Instructions for the task >> What follows is a listing. Return every line of it exactly.

Supplied records >>

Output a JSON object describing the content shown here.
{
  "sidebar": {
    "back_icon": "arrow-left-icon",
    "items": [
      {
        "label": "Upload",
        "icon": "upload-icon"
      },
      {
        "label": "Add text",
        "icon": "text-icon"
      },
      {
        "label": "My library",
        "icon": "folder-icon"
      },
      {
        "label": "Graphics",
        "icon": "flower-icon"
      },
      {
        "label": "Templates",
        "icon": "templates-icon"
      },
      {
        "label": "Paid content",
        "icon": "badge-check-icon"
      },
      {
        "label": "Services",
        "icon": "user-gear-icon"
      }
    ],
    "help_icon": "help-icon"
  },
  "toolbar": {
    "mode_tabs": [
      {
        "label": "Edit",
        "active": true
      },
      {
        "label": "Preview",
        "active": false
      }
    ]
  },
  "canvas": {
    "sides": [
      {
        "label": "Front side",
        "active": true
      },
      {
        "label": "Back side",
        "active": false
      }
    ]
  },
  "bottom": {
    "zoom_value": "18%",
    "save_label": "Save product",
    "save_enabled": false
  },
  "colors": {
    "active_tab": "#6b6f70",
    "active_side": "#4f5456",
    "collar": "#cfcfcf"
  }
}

Result for this task >>
Output a JSON object describing the content shown here.
{
  "sidebar": {
    "back_icon": "arrow-left-icon",
    "items": [
      {
        "label": "Upload",
        "icon": "upload-icon"
      },
      {
        "label": "Add text",
        "icon": "text-icon"
      },
      {
        "label": "My library",
        "icon": "folder-icon"
      },
      {
        "label": "Graphics",
        "icon": "flower-icon"
      },
      {
        "label": "Templates",
        "icon": "templates-icon"
      },
      {
        "label": "Paid content",
        "icon": "badge-check-icon"
      },
      {
        "label": "Services",
        "icon": "user-gear-icon"
      }
    ],
    "help_icon": "help-icon"
  },
  "toolbar": {
    "mode_tabs": [
      {
        "label": "Edit",
        "active": true
      },
      {
        "label": "Preview",
        "active": false
      }
    ]
  },
  "canvas": {
    "sides": [
      {
        "label": "Front side",
        "active": true
      },
      {
        "label": "Back side",
        "active": false
      }
    ]
  },
  "bottom": {
    "zoom_value": "18%",
    "save_label": "Save product",
    "save_enabled": false
  },
  "colors": {
    "active_tab": "#6b6f70",
    "active_side": "#4f5456",
    "collar": "#cfcfcf"
  }
}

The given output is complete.